#### SET TASK
Every line of the listing must be reproduced as it stands. Leave the images behind.

#### MATERIAL PROVIDED

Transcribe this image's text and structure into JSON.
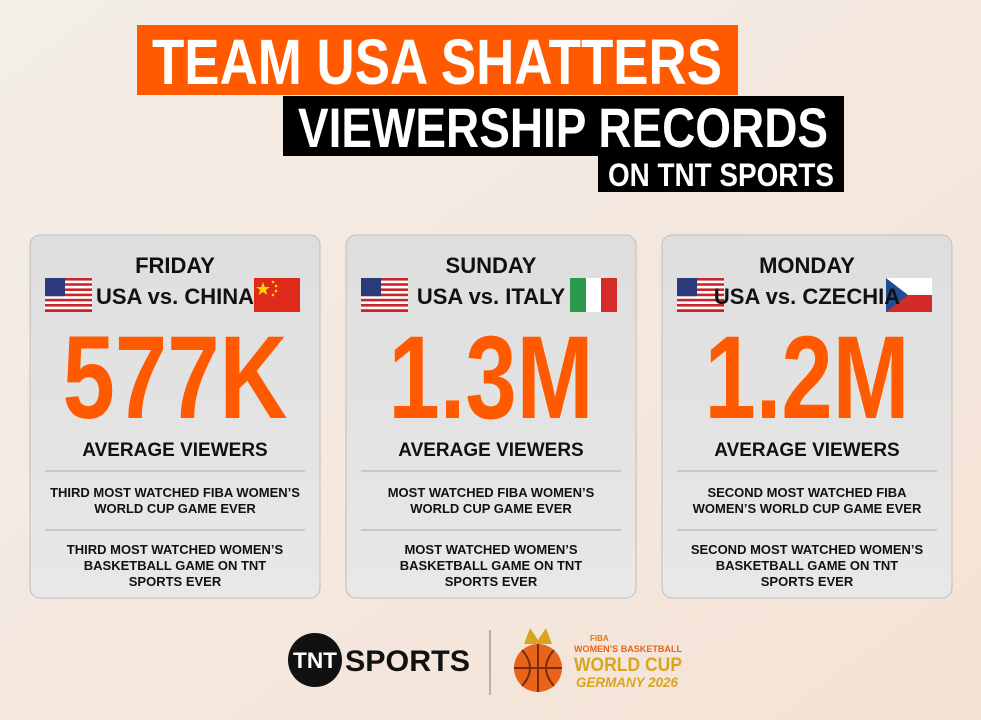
{
  "header": {
    "line1": "TEAM USA SHATTERS",
    "line2": "VIEWERSHIP RECORDS",
    "line3": "ON TNT SPORTS"
  },
  "cards": [
    {
      "day": "FRIDAY",
      "matchup": "USA vs. CHINA",
      "viewers": "577K",
      "viewers_label": "AVERAGE VIEWERS",
      "facts": [
        [
          "THIRD MOST WATCHED FIBA WOMEN’S",
          "WORLD CUP GAME EVER"
        ],
        [
          "THIRD MOST WATCHED WOMEN’S",
          "BASKETBALL GAME ON TNT",
          "SPORTS EVER"
        ]
      ]
    },
    {
      "day": "SUNDAY",
      "matchup": "USA vs. ITALY",
      "viewers": "1.3M",
      "viewers_label": "AVERAGE VIEWERS",
      "facts": [
        [
          "MOST WATCHED FIBA WOMEN’S",
          "WORLD CUP GAME EVER"
        ],
        [
          "MOST WATCHED WOMEN’S",
          "BASKETBALL GAME ON TNT",
          "SPORTS EVER"
        ]
      ]
    },
    {
      "day": "MONDAY",
      "matchup": "USA vs. CZECHIA",
      "viewers": "1.2M",
      "viewers_label": "AVERAGE VIEWERS",
      "facts": [
        [
          "SECOND MOST WATCHED FIBA",
          "WOMEN’S WORLD CUP GAME EVER"
        ],
        [
          "SECOND MOST WATCHED WOMEN’S",
          "BASKETBALL GAME ON TNT",
          "SPORTS EVER"
        ]
      ]
    }
  ],
  "footer": {
    "tnt": "TNT",
    "sports": "SPORTS",
    "fiba": "FIBA",
    "wc_line1": "WOMEN’S BASKETBALL",
    "wc_line2": "WORLD CUP",
    "wc_line3": "GERMANY 2026"
  }
}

#### OUTPUT OF THE EXERCISE
Transcribe this image's text and structure into JSON.
{
  "header": {
    "line1": "TEAM USA SHATTERS",
    "line2": "VIEWERSHIP RECORDS",
    "line3": "ON TNT SPORTS"
  },
  "cards": [
    {
      "day": "FRIDAY",
      "matchup": "USA vs. CHINA",
      "viewers": "577K",
      "viewers_label": "AVERAGE VIEWERS",
      "facts": [
        [
          "THIRD MOST WATCHED FIBA WOMEN’S",
          "WORLD CUP GAME EVER"
        ],
        [
          "THIRD MOST WATCHED WOMEN’S",
          "BASKETBALL GAME ON TNT",
          "SPORTS EVER"
        ]
      ]
    },
    {
      "day": "SUNDAY",
      "matchup": "USA vs. ITALY",
      "viewers": "1.3M",
      "viewers_label": "AVERAGE VIEWERS",
      "facts": [
        [
          "MOST WATCHED FIBA WOMEN’S",
          "WORLD CUP GAME EVER"
        ],
        [
          "MOST WATCHED WOMEN’S",
          "BASKETBALL GAME ON TNT",
          "SPORTS EVER"
        ]
      ]
    },
    {
      "day": "MONDAY",
      "matchup": "USA vs. CZECHIA",
      "viewers": "1.2M",
      "viewers_label": "AVERAGE VIEWERS",
      "facts": [
        [
          "SECOND MOST WATCHED FIBA",
          "WOMEN’S WORLD CUP GAME EVER"
        ],
        [
          "SECOND MOST WATCHED WOMEN’S",
          "BASKETBALL GAME ON TNT",
          "SPORTS EVER"
        ]
      ]
    }
  ],
  "footer": {
    "tnt": "TNT",
    "sports": "SPORTS",
    "fiba": "FIBA",
    "wc_line1": "WOMEN’S BASKETBALL",
    "wc_line2": "WORLD CUP",
    "wc_line3": "GERMANY 2026"
  }
}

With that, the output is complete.